▸ **PROMPT**
Could you return, character for character, everything from the start of the records down to the line containing "arrow-up-icon: ⬆: [808, 80, 827, 105]", with that line included?

▸ **PROVIDED ENTRIES**
+ + +

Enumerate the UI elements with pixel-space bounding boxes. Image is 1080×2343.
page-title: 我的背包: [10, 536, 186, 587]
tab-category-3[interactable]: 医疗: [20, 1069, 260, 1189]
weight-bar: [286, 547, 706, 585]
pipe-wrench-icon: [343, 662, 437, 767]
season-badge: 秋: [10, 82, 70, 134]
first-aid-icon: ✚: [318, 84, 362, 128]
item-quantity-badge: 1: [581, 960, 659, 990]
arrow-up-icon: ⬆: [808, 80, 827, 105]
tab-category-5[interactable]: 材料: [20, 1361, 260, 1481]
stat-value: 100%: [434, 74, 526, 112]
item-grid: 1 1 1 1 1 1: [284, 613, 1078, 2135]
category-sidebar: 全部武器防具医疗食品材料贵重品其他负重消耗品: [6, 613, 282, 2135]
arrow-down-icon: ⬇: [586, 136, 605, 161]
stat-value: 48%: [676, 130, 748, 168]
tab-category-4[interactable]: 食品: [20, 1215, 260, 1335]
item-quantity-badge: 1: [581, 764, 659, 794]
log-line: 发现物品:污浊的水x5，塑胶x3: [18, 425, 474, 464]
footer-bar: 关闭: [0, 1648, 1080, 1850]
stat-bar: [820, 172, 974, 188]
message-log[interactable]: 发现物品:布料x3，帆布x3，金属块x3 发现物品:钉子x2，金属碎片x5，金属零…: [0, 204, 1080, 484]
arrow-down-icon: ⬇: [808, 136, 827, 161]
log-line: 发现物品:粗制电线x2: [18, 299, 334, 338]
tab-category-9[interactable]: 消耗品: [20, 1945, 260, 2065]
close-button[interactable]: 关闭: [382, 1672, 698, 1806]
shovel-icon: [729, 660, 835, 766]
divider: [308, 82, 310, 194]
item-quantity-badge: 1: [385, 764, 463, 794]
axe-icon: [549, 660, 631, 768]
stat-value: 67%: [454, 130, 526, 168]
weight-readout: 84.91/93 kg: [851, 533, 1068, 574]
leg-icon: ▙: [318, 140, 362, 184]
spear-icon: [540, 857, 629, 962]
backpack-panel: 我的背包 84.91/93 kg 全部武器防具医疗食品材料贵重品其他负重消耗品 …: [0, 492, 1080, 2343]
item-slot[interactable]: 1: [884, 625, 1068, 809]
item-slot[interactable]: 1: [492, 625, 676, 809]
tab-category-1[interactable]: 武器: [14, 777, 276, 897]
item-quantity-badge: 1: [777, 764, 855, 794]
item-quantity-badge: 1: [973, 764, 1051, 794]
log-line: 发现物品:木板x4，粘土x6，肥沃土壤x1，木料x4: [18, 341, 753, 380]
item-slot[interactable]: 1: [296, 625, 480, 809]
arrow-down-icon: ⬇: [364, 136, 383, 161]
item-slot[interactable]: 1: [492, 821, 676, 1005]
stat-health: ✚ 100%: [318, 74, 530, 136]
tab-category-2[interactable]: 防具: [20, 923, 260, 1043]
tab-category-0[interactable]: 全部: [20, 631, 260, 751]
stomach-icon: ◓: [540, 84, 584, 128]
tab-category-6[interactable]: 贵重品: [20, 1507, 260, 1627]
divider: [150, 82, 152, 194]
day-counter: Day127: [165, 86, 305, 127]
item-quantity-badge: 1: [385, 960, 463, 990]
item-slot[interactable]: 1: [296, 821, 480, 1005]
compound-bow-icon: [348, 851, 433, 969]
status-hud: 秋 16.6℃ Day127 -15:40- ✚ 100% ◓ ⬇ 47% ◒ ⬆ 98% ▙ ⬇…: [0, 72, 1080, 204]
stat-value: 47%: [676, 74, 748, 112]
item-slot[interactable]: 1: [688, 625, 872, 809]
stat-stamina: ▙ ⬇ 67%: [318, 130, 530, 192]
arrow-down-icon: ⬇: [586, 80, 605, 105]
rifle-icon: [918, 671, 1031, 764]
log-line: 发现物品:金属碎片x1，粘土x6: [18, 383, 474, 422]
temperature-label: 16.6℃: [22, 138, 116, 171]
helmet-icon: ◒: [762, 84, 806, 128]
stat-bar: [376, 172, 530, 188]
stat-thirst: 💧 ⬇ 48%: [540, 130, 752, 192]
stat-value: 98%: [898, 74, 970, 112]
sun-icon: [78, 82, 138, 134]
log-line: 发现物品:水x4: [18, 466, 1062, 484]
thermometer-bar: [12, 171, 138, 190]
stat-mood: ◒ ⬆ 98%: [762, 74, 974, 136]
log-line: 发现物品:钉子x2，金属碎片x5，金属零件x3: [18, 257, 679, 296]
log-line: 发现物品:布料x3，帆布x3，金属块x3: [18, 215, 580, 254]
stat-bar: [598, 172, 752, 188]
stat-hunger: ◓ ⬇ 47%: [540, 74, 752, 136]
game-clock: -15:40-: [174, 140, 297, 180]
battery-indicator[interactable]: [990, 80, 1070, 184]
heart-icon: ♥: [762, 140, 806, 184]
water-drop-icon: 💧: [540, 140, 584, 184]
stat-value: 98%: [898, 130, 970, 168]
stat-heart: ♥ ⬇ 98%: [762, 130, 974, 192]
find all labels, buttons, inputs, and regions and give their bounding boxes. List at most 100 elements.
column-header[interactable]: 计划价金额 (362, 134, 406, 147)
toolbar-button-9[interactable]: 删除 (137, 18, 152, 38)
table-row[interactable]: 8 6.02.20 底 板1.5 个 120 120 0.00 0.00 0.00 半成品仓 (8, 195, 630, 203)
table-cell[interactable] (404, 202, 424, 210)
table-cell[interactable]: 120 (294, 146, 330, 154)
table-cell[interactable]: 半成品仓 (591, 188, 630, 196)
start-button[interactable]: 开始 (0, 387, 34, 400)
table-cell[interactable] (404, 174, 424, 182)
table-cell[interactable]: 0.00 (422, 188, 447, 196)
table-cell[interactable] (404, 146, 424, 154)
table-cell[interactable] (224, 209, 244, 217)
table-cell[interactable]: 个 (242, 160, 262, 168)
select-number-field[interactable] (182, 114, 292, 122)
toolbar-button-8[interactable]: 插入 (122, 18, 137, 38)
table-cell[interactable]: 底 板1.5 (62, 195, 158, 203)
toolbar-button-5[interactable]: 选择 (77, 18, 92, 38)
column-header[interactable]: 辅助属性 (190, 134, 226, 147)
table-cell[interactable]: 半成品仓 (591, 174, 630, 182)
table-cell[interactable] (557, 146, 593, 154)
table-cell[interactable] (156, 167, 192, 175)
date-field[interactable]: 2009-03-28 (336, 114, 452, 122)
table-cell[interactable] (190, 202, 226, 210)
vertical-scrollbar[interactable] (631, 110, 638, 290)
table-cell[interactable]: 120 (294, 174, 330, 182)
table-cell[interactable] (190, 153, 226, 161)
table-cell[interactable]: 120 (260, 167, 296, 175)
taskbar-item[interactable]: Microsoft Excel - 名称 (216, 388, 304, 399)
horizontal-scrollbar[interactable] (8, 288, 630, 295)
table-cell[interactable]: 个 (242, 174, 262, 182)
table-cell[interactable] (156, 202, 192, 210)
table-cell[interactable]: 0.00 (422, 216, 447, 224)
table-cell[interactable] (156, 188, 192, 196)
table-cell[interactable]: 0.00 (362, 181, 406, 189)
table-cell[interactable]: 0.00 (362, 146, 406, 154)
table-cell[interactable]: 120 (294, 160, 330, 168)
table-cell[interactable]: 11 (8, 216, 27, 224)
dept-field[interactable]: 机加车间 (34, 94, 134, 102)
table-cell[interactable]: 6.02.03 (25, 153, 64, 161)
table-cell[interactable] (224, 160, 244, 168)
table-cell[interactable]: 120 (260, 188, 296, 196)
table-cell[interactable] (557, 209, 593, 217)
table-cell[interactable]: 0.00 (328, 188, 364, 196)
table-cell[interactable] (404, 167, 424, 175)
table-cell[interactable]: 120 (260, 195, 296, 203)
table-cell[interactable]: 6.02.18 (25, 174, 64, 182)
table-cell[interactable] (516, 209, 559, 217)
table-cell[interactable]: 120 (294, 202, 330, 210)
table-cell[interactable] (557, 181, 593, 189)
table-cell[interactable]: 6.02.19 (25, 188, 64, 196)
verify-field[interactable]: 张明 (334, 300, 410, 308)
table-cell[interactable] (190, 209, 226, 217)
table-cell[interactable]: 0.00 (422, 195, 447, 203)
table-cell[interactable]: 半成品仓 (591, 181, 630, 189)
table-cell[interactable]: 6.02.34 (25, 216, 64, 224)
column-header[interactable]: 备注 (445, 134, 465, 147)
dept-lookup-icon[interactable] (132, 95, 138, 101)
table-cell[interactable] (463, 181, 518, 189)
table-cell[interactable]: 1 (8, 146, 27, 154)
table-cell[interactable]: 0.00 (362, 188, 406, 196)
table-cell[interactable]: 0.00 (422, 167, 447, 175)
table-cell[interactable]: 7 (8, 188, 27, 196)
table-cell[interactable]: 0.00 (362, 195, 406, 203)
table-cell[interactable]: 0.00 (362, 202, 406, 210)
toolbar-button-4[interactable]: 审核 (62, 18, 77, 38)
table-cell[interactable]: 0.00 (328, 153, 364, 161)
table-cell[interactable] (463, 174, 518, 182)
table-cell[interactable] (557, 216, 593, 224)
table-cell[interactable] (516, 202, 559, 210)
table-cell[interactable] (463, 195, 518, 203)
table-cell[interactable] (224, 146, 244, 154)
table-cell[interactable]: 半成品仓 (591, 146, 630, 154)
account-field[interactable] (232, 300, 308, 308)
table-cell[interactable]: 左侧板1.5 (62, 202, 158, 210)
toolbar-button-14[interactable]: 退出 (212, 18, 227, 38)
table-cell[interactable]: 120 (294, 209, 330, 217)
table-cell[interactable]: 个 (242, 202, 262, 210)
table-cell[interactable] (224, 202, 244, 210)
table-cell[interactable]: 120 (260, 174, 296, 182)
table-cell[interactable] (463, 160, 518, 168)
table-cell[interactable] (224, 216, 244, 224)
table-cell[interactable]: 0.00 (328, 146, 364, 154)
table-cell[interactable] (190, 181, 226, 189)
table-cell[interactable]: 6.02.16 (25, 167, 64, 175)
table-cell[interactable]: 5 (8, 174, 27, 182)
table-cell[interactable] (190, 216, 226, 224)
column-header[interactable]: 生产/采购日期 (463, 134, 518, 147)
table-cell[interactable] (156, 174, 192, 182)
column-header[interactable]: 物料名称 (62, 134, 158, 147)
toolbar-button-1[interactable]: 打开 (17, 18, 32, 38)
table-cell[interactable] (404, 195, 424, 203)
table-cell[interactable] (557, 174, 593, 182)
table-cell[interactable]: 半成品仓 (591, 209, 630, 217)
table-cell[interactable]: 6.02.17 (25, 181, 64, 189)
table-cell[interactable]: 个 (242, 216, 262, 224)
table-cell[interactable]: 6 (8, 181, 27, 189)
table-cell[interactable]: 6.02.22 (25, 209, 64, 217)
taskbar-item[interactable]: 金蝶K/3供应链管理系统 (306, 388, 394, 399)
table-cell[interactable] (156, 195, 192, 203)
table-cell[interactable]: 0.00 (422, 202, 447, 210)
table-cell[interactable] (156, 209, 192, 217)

+ + +

▸ **WRITTEN RESPONSE**
Enumerate the UI elements with pixel-space bounding boxes. Image is 1080×2343.
page-title: 我的背包: [10, 536, 186, 587]
tab-category-3[interactable]: 医疗: [20, 1069, 260, 1189]
weight-bar: [286, 547, 706, 585]
pipe-wrench-icon: [343, 662, 437, 767]
season-badge: 秋: [10, 82, 70, 134]
first-aid-icon: ✚: [318, 84, 362, 128]
item-quantity-badge: 1: [581, 960, 659, 990]
arrow-up-icon: ⬆: [808, 80, 827, 105]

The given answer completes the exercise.